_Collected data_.
________________

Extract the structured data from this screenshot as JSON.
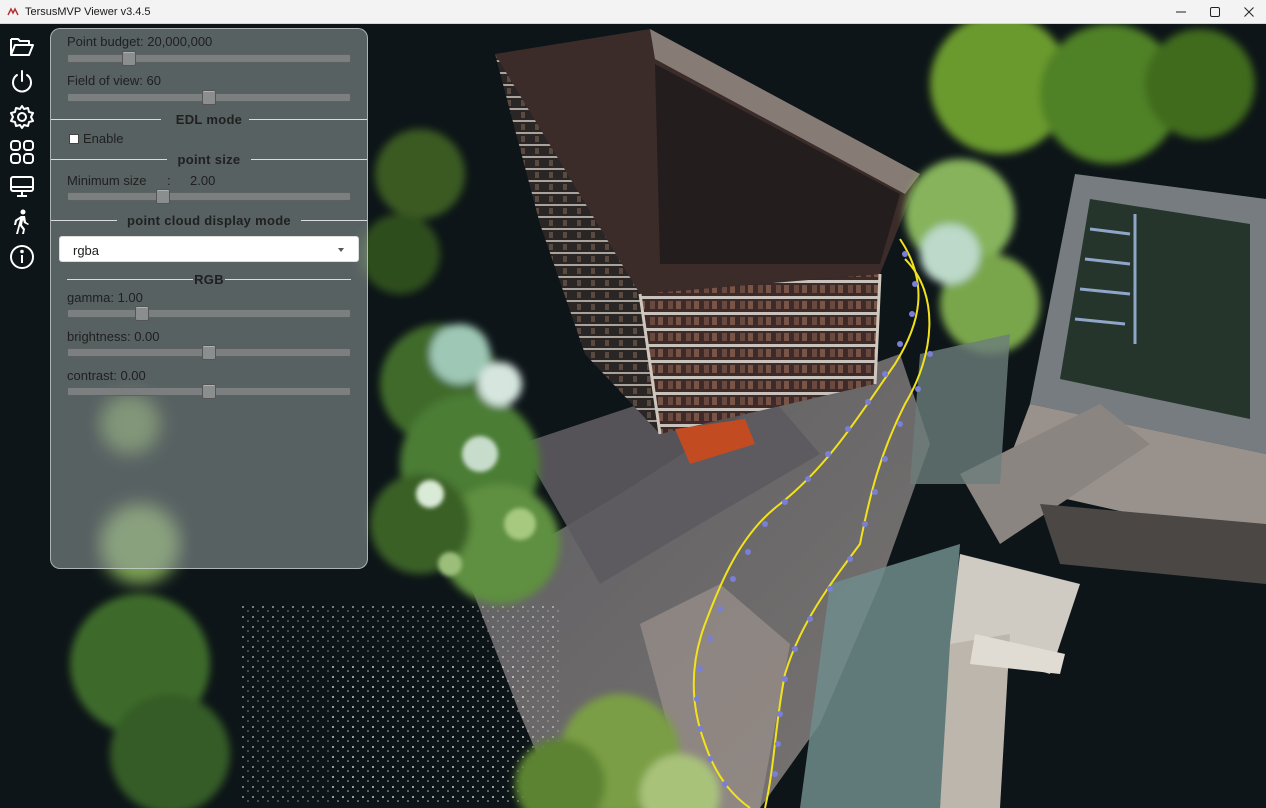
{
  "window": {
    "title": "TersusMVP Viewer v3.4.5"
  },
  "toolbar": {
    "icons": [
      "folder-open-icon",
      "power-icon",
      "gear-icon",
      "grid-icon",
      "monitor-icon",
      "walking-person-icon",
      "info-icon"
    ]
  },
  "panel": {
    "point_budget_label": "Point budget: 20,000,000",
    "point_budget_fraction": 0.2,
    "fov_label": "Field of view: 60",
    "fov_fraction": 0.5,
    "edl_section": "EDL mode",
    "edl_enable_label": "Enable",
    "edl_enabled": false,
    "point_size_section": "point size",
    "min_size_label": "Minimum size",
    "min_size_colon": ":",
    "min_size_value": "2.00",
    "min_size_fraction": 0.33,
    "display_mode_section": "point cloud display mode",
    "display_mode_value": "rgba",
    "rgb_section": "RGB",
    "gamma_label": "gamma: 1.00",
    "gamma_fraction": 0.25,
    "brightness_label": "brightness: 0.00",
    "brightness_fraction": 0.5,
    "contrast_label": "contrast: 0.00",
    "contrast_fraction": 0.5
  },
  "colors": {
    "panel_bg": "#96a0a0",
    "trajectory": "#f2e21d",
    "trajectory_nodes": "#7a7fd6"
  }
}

________________

_Exercise prompt_.
Repeat the records in full, exactly as they appear, without the pictures.

_Result of this exercise_.
Extract the structured data from this screenshot as JSON.
{
  "window": {
    "title": "TersusMVP Viewer v3.4.5"
  },
  "toolbar": {
    "icons": [
      "folder-open-icon",
      "power-icon",
      "gear-icon",
      "grid-icon",
      "monitor-icon",
      "walking-person-icon",
      "info-icon"
    ]
  },
  "panel": {
    "point_budget_label": "Point budget: 20,000,000",
    "point_budget_fraction": 0.2,
    "fov_label": "Field of view: 60",
    "fov_fraction": 0.5,
    "edl_section": "EDL mode",
    "edl_enable_label": "Enable",
    "edl_enabled": false,
    "point_size_section": "point size",
    "min_size_label": "Minimum size",
    "min_size_colon": ":",
    "min_size_value": "2.00",
    "min_size_fraction": 0.33,
    "display_mode_section": "point cloud display mode",
    "display_mode_value": "rgba",
    "rgb_section": "RGB",
    "gamma_label": "gamma: 1.00",
    "gamma_fraction": 0.25,
    "brightness_label": "brightness: 0.00",
    "brightness_fraction": 0.5,
    "contrast_label": "contrast: 0.00",
    "contrast_fraction": 0.5
  },
  "colors": {
    "panel_bg": "#96a0a0",
    "trajectory": "#f2e21d",
    "trajectory_nodes": "#7a7fd6"
  }
}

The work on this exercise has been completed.